[START Entries supplied]

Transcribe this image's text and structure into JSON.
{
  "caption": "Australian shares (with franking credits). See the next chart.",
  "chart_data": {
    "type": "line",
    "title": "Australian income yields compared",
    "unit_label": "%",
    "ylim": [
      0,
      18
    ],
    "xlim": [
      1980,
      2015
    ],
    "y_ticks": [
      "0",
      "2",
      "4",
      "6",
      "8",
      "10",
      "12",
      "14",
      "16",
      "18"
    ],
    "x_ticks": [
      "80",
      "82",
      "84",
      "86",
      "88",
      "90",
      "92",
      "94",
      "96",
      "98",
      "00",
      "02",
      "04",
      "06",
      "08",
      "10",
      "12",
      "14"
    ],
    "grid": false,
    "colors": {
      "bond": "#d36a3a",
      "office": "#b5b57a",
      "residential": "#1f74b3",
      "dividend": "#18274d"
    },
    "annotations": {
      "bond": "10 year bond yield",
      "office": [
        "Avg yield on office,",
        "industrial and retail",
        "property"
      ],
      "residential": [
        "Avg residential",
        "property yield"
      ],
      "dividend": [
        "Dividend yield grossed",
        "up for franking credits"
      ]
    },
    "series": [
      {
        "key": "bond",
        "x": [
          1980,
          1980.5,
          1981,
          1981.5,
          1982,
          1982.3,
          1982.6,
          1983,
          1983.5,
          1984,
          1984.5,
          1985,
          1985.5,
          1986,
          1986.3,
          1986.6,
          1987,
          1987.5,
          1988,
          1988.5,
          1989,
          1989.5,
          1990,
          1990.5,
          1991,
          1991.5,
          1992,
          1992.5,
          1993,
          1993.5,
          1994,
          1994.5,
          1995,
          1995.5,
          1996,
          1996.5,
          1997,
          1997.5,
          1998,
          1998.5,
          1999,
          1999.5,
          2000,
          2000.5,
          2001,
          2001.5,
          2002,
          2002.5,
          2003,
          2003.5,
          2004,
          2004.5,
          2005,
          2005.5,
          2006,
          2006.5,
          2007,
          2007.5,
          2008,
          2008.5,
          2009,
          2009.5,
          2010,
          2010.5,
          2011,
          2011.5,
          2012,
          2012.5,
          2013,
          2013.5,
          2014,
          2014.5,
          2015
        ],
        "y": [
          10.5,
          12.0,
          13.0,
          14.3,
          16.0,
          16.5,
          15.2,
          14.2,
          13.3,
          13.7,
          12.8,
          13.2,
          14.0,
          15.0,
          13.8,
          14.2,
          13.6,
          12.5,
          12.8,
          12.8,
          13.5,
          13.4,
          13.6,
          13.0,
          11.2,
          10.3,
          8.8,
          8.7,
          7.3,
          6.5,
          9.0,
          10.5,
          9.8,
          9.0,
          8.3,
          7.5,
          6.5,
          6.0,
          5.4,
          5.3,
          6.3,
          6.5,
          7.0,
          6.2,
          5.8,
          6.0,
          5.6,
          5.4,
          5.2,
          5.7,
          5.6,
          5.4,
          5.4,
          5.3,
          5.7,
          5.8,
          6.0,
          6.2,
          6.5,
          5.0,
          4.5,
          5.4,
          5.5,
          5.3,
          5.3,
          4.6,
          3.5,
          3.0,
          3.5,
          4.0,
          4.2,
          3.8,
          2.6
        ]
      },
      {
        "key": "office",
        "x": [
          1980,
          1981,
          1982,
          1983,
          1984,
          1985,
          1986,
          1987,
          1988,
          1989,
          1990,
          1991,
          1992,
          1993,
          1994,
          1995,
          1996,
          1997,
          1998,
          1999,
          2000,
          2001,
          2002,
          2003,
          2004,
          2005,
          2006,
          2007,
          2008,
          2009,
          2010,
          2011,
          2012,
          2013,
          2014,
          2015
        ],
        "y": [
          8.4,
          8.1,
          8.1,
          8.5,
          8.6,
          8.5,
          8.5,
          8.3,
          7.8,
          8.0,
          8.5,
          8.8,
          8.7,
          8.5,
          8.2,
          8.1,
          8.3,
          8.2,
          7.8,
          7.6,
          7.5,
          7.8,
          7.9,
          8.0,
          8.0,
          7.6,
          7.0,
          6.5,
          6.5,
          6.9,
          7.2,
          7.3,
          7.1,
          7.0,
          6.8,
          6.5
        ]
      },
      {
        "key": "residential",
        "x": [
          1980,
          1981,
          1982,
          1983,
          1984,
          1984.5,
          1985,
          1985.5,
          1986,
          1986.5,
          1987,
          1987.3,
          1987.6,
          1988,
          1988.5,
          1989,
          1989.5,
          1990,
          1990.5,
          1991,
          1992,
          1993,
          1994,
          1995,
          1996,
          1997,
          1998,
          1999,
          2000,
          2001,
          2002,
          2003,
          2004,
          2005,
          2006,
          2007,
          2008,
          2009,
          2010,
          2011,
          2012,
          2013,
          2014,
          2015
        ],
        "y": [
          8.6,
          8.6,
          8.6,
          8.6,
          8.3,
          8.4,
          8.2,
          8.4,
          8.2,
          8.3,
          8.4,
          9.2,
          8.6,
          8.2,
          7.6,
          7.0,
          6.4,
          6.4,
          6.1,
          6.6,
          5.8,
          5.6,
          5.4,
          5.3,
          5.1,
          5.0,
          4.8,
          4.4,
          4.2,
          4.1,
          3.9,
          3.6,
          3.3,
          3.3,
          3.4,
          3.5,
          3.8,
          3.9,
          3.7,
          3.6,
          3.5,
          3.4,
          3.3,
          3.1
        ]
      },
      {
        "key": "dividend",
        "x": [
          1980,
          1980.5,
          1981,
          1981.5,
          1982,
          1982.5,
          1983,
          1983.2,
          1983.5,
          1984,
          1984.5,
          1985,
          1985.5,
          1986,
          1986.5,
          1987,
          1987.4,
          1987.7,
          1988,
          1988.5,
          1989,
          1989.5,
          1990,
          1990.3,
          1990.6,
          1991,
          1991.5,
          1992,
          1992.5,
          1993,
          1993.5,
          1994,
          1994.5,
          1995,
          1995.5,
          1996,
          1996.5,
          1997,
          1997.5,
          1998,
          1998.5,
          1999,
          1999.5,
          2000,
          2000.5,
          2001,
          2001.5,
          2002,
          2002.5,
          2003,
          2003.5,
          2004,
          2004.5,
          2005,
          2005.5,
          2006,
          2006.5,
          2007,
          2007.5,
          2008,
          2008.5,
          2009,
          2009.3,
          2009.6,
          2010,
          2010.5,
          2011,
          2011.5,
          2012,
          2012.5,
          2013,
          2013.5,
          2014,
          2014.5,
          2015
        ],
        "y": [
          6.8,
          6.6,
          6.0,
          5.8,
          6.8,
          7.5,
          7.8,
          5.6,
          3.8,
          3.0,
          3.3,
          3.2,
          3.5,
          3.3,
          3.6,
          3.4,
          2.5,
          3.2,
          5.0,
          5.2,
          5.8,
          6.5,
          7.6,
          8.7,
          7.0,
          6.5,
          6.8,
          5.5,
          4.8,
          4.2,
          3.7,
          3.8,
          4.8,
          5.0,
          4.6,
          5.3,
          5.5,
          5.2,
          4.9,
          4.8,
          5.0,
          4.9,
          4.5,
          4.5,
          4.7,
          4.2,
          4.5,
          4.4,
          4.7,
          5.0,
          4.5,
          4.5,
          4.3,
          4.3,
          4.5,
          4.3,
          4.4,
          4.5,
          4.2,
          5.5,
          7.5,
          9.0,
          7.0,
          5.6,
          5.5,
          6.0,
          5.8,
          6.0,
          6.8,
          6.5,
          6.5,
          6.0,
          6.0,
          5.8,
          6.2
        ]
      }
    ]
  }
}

[END Entries supplied]

**Problem to solve:**
Take the listing above and set it down exactly.

**The result:**
Transcribe this image's text and structure into JSON.
{
  "caption": "Australian shares (with franking credits). See the next chart.",
  "chart_data": {
    "type": "line",
    "title": "Australian income yields compared",
    "unit_label": "%",
    "ylim": [
      0,
      18
    ],
    "xlim": [
      1980,
      2015
    ],
    "y_ticks": [
      "0",
      "2",
      "4",
      "6",
      "8",
      "10",
      "12",
      "14",
      "16",
      "18"
    ],
    "x_ticks": [
      "80",
      "82",
      "84",
      "86",
      "88",
      "90",
      "92",
      "94",
      "96",
      "98",
      "00",
      "02",
      "04",
      "06",
      "08",
      "10",
      "12",
      "14"
    ],
    "grid": false,
    "colors": {
      "bond": "#d36a3a",
      "office": "#b5b57a",
      "residential": "#1f74b3",
      "dividend": "#18274d"
    },
    "annotations": {
      "bond": "10 year bond yield",
      "office": [
        "Avg yield on office,",
        "industrial and retail",
        "property"
      ],
      "residential": [
        "Avg residential",
        "property yield"
      ],
      "dividend": [
        "Dividend yield grossed",
        "up for franking credits"
      ]
    },
    "series": [
      {
        "key": "bond",
        "x": [
          1980,
          1980.5,
          1981,
          1981.5,
          1982,
          1982.3,
          1982.6,
          1983,
          1983.5,
          1984,
          1984.5,
          1985,
          1985.5,
          1986,
          1986.3,
          1986.6,
          1987,
          1987.5,
          1988,
          1988.5,
          1989,
          1989.5,
          1990,
          1990.5,
          1991,
          1991.5,
          1992,
          1992.5,
          1993,
          1993.5,
          1994,
          1994.5,
          1995,
          1995.5,
          1996,
          1996.5,
          1997,
          1997.5,
          1998,
          1998.5,
          1999,
          1999.5,
          2000,
          2000.5,
          2001,
          2001.5,
          2002,
          2002.5,
          2003,
          2003.5,
          2004,
          2004.5,
          2005,
          2005.5,
          2006,
          2006.5,
          2007,
          2007.5,
          2008,
          2008.5,
          2009,
          2009.5,
          2010,
          2010.5,
          2011,
          2011.5,
          2012,
          2012.5,
          2013,
          2013.5,
          2014,
          2014.5,
          2015
        ],
        "y": [
          10.5,
          12.0,
          13.0,
          14.3,
          16.0,
          16.5,
          15.2,
          14.2,
          13.3,
          13.7,
          12.8,
          13.2,
          14.0,
          15.0,
          13.8,
          14.2,
          13.6,
          12.5,
          12.8,
          12.8,
          13.5,
          13.4,
          13.6,
          13.0,
          11.2,
          10.3,
          8.8,
          8.7,
          7.3,
          6.5,
          9.0,
          10.5,
          9.8,
          9.0,
          8.3,
          7.5,
          6.5,
          6.0,
          5.4,
          5.3,
          6.3,
          6.5,
          7.0,
          6.2,
          5.8,
          6.0,
          5.6,
          5.4,
          5.2,
          5.7,
          5.6,
          5.4,
          5.4,
          5.3,
          5.7,
          5.8,
          6.0,
          6.2,
          6.5,
          5.0,
          4.5,
          5.4,
          5.5,
          5.3,
          5.3,
          4.6,
          3.5,
          3.0,
          3.5,
          4.0,
          4.2,
          3.8,
          2.6
        ]
      },
      {
        "key": "office",
        "x": [
          1980,
          1981,
          1982,
          1983,
          1984,
          1985,
          1986,
          1987,
          1988,
          1989,
          1990,
          1991,
          1992,
          1993,
          1994,
          1995,
          1996,
          1997,
          1998,
          1999,
          2000,
          2001,
          2002,
          2003,
          2004,
          2005,
          2006,
          2007,
          2008,
          2009,
          2010,
          2011,
          2012,
          2013,
          2014,
          2015
        ],
        "y": [
          8.4,
          8.1,
          8.1,
          8.5,
          8.6,
          8.5,
          8.5,
          8.3,
          7.8,
          8.0,
          8.5,
          8.8,
          8.7,
          8.5,
          8.2,
          8.1,
          8.3,
          8.2,
          7.8,
          7.6,
          7.5,
          7.8,
          7.9,
          8.0,
          8.0,
          7.6,
          7.0,
          6.5,
          6.5,
          6.9,
          7.2,
          7.3,
          7.1,
          7.0,
          6.8,
          6.5
        ]
      },
      {
        "key": "residential",
        "x": [
          1980,
          1981,
          1982,
          1983,
          1984,
          1984.5,
          1985,
          1985.5,
          1986,
          1986.5,
          1987,
          1987.3,
          1987.6,
          1988,
          1988.5,
          1989,
          1989.5,
          1990,
          1990.5,
          1991,
          1992,
          1993,
          1994,
          1995,
          1996,
          1997,
          1998,
          1999,
          2000,
          2001,
          2002,
          2003,
          2004,
          2005,
          2006,
          2007,
          2008,
          2009,
          2010,
          2011,
          2012,
          2013,
          2014,
          2015
        ],
        "y": [
          8.6,
          8.6,
          8.6,
          8.6,
          8.3,
          8.4,
          8.2,
          8.4,
          8.2,
          8.3,
          8.4,
          9.2,
          8.6,
          8.2,
          7.6,
          7.0,
          6.4,
          6.4,
          6.1,
          6.6,
          5.8,
          5.6,
          5.4,
          5.3,
          5.1,
          5.0,
          4.8,
          4.4,
          4.2,
          4.1,
          3.9,
          3.6,
          3.3,
          3.3,
          3.4,
          3.5,
          3.8,
          3.9,
          3.7,
          3.6,
          3.5,
          3.4,
          3.3,
          3.1
        ]
      },
      {
        "key": "dividend",
        "x": [
          1980,
          1980.5,
          1981,
          1981.5,
          1982,
          1982.5,
          1983,
          1983.2,
          1983.5,
          1984,
          1984.5,
          1985,
          1985.5,
          1986,
          1986.5,
          1987,
          1987.4,
          1987.7,
          1988,
          1988.5,
          1989,
          1989.5,
          1990,
          1990.3,
          1990.6,
          1991,
          1991.5,
          1992,
          1992.5,
          1993,
          1993.5,
          1994,
          1994.5,
          1995,
          1995.5,
          1996,
          1996.5,
          1997,
          1997.5,
          1998,
          1998.5,
          1999,
          1999.5,
          2000,
          2000.5,
          2001,
          2001.5,
          2002,
          2002.5,
          2003,
          2003.5,
          2004,
          2004.5,
          2005,
          2005.5,
          2006,
          2006.5,
          2007,
          2007.5,
          2008,
          2008.5,
          2009,
          2009.3,
          2009.6,
          2010,
          2010.5,
          2011,
          2011.5,
          2012,
          2012.5,
          2013,
          2013.5,
          2014,
          2014.5,
          2015
        ],
        "y": [
          6.8,
          6.6,
          6.0,
          5.8,
          6.8,
          7.5,
          7.8,
          5.6,
          3.8,
          3.0,
          3.3,
          3.2,
          3.5,
          3.3,
          3.6,
          3.4,
          2.5,
          3.2,
          5.0,
          5.2,
          5.8,
          6.5,
          7.6,
          8.7,
          7.0,
          6.5,
          6.8,
          5.5,
          4.8,
          4.2,
          3.7,
          3.8,
          4.8,
          5.0,
          4.6,
          5.3,
          5.5,
          5.2,
          4.9,
          4.8,
          5.0,
          4.9,
          4.5,
          4.5,
          4.7,
          4.2,
          4.5,
          4.4,
          4.7,
          5.0,
          4.5,
          4.5,
          4.3,
          4.3,
          4.5,
          4.3,
          4.4,
          4.5,
          4.2,
          5.5,
          7.5,
          9.0,
          7.0,
          5.6,
          5.5,
          6.0,
          5.8,
          6.0,
          6.8,
          6.5,
          6.5,
          6.0,
          6.0,
          5.8,
          6.2
        ]
      }
    ]
  }
}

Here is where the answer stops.